* Begin *

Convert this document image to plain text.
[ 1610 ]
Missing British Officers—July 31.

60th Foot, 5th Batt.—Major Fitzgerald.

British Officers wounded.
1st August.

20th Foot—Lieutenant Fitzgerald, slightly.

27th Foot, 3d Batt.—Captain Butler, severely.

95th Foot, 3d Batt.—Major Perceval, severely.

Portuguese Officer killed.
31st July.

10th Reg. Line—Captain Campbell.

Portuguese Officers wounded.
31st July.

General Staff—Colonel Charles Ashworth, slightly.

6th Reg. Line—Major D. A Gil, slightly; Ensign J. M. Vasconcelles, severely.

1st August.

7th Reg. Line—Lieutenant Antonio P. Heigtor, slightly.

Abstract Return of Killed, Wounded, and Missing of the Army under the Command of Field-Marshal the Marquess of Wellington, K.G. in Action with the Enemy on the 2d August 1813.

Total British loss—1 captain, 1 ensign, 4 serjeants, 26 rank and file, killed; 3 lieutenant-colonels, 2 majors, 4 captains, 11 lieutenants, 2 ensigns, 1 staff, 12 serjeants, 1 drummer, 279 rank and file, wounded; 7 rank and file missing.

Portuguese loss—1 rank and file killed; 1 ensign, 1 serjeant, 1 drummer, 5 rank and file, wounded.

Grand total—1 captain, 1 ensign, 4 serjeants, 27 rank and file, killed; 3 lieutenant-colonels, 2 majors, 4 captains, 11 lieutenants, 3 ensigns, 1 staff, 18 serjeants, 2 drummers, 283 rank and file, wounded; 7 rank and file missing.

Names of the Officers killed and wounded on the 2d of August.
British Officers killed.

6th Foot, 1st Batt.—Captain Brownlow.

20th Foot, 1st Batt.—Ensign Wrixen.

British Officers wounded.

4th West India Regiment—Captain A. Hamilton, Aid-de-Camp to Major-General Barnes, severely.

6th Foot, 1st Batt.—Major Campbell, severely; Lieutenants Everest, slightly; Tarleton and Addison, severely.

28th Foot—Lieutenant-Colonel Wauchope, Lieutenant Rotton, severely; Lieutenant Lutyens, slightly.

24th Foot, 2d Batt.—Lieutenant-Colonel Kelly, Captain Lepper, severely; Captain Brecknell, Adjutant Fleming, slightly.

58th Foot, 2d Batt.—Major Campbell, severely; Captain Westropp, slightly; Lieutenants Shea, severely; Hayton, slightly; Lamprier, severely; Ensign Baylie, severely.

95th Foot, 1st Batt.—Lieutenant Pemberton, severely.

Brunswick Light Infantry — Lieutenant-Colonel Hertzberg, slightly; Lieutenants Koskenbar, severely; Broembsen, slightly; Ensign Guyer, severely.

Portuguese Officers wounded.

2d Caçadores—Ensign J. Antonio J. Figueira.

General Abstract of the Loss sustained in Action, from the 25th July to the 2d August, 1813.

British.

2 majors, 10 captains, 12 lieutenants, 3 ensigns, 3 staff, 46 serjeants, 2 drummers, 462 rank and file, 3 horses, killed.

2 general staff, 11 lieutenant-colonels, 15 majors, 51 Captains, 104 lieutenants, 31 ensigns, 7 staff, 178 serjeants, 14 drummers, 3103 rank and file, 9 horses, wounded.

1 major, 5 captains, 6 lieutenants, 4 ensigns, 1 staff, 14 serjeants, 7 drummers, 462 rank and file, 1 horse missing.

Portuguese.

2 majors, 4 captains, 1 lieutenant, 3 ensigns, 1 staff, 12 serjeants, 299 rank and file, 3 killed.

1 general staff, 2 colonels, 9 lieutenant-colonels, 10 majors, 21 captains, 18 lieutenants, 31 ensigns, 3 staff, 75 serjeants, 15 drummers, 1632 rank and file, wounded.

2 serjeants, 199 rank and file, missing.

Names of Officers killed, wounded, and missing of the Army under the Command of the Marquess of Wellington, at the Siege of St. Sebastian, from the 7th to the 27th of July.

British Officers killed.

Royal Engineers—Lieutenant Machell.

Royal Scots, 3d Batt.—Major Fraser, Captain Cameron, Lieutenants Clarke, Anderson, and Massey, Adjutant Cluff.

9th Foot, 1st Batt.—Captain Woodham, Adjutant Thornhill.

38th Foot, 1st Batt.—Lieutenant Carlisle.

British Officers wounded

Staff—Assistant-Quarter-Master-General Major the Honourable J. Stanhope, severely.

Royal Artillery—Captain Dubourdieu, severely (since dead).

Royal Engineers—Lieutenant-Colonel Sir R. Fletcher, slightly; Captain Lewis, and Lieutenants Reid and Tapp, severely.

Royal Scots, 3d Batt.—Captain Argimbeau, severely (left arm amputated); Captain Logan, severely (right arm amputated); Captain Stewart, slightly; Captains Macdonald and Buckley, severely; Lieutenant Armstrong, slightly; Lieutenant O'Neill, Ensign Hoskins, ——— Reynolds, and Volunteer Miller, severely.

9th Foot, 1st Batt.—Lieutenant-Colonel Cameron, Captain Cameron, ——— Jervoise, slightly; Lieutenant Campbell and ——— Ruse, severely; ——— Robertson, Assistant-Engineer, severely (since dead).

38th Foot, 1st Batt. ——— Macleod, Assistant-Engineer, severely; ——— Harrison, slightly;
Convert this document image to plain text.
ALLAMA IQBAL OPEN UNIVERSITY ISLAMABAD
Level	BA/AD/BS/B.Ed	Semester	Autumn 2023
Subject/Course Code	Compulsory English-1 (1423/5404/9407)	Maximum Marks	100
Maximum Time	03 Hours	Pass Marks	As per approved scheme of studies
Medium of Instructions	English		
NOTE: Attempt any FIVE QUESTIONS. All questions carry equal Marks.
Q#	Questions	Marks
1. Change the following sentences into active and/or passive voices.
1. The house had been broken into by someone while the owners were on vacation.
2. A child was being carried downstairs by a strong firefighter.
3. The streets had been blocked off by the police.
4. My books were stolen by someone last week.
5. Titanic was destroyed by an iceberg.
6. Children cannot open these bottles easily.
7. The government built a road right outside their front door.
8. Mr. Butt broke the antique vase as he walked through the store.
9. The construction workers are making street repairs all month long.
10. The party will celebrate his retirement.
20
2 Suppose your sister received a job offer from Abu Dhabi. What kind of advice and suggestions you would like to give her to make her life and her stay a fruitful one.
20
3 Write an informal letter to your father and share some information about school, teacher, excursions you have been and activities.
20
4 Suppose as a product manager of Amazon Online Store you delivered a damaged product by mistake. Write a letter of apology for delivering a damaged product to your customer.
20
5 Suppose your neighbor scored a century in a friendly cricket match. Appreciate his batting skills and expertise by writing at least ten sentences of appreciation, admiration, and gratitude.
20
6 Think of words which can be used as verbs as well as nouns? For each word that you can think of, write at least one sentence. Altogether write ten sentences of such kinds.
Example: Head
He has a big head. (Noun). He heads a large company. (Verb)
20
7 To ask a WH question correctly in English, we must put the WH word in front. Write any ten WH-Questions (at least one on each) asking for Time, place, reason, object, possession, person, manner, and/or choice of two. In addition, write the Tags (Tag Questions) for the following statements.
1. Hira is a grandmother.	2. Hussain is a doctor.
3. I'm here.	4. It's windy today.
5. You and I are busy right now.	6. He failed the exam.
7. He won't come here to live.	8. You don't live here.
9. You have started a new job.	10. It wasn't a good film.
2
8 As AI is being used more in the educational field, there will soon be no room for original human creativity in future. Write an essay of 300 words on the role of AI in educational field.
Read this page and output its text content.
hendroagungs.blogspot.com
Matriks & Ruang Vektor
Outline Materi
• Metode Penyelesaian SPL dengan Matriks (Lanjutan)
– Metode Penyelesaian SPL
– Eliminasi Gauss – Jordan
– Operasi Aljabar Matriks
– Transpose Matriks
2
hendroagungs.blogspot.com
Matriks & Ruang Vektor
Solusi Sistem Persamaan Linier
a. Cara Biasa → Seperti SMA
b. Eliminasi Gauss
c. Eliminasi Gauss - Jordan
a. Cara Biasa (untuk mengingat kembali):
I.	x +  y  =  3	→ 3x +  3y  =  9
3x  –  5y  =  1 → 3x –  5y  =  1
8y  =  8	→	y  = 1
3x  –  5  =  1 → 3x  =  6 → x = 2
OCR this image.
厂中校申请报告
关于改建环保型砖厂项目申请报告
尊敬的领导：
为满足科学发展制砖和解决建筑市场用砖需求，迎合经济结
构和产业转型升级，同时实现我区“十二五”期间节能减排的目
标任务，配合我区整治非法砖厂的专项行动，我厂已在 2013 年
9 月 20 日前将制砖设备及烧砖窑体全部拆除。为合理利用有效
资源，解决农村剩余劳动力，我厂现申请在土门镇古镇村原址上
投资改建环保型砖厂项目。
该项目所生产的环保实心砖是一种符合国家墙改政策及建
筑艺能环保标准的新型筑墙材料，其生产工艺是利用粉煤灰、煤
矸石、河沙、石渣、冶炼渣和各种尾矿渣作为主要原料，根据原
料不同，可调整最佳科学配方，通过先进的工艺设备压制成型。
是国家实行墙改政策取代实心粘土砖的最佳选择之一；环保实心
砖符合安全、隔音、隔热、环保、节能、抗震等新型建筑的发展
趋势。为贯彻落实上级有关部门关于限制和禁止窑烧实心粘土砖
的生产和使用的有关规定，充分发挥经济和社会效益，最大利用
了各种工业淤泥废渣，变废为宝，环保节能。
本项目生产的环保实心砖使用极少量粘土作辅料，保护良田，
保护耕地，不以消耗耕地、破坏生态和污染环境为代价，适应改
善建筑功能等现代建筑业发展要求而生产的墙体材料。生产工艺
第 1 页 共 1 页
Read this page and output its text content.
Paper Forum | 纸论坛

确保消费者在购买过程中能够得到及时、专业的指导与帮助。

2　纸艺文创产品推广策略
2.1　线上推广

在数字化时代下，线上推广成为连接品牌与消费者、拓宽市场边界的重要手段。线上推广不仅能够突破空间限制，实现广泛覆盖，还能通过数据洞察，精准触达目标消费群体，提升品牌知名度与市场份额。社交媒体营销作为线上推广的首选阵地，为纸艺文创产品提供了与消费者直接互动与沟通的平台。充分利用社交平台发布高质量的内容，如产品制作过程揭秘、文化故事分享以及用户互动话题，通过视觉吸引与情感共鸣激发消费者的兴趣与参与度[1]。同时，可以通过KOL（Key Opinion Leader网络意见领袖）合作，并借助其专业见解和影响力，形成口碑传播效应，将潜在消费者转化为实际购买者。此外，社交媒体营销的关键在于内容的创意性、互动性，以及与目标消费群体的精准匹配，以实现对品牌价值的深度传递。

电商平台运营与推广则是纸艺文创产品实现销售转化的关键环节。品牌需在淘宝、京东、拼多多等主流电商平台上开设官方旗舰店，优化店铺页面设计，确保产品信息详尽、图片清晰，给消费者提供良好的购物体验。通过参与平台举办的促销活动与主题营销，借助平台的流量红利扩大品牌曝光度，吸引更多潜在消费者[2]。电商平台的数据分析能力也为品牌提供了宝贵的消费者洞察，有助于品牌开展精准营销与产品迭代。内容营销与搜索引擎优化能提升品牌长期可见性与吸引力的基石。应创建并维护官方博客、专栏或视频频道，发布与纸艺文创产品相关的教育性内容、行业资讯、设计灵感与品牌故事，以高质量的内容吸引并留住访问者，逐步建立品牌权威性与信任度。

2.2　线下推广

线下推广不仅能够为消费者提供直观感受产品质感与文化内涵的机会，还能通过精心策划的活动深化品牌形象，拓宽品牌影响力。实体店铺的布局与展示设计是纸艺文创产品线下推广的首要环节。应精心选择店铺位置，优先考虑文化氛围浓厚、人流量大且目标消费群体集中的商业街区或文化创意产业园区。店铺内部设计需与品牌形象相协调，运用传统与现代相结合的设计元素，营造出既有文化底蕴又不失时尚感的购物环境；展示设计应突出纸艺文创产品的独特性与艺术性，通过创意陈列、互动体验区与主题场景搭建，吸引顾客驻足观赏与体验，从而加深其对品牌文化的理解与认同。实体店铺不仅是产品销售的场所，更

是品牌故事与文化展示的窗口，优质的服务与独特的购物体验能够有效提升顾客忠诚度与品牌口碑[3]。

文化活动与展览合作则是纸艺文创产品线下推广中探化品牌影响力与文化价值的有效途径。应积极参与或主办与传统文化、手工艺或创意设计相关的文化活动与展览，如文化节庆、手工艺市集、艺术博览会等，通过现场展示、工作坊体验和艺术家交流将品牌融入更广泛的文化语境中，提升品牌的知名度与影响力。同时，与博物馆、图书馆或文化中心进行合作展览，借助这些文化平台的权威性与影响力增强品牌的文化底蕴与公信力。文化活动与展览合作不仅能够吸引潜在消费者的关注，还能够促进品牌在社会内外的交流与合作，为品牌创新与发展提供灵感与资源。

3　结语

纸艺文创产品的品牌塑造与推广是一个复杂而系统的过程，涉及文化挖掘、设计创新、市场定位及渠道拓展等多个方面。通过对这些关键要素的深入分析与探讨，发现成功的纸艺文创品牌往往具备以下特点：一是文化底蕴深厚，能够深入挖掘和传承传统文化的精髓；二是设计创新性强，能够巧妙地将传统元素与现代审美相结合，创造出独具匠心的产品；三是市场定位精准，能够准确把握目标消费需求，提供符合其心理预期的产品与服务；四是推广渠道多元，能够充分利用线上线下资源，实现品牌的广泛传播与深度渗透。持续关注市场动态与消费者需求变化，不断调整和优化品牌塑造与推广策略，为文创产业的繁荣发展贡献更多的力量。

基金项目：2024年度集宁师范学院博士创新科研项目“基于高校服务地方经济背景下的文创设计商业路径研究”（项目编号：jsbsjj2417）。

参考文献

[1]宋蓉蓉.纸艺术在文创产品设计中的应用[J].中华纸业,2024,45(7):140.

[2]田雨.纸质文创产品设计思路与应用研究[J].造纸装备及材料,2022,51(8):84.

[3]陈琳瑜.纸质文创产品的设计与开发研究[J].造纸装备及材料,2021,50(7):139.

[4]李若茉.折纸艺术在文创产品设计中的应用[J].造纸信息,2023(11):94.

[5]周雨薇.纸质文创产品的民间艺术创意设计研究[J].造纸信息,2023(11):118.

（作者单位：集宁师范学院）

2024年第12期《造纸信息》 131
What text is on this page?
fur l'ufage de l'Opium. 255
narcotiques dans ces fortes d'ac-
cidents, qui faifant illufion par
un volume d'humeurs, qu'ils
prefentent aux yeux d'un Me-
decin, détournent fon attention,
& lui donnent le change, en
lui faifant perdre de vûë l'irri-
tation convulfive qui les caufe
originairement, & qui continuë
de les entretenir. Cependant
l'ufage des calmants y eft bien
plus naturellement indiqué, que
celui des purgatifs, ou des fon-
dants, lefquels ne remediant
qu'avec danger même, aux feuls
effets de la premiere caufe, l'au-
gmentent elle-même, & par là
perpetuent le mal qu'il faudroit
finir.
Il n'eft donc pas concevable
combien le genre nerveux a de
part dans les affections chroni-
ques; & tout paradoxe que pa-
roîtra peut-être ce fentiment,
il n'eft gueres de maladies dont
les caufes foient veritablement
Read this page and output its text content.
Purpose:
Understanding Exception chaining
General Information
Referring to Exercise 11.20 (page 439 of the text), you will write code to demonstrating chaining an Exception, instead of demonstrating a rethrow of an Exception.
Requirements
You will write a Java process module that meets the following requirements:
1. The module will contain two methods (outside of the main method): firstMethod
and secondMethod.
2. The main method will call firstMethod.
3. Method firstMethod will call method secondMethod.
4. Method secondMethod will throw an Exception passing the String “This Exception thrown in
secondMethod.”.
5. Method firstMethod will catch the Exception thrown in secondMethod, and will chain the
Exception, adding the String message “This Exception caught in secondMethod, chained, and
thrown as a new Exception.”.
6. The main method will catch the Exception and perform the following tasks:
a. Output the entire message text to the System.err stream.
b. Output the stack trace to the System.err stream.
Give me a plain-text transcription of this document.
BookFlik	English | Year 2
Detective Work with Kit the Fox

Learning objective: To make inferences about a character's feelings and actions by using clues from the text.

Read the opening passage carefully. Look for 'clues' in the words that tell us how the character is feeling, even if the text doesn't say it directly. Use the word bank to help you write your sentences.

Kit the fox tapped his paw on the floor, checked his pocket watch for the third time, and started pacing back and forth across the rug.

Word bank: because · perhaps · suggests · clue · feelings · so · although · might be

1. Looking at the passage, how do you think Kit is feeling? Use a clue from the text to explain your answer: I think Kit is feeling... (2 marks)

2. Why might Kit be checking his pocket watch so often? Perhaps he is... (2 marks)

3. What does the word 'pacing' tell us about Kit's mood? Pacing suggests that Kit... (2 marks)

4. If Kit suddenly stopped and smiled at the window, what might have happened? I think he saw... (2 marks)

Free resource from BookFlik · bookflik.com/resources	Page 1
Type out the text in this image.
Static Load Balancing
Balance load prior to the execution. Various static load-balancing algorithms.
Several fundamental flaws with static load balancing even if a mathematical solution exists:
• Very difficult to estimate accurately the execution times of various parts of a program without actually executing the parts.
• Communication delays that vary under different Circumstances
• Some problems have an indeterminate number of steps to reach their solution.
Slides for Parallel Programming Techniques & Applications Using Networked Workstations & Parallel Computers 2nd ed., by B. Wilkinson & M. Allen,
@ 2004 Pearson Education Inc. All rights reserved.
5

* End *

Aim of the exercise
Which lines of the data include "started"? Copy each of them.

Problem solution
9. You have started a new job.	10. It wasn't a good film.
Kit the fox tapped his paw on the floor, checked his pocket watch for the third time, and started pacing back and forth across the rug.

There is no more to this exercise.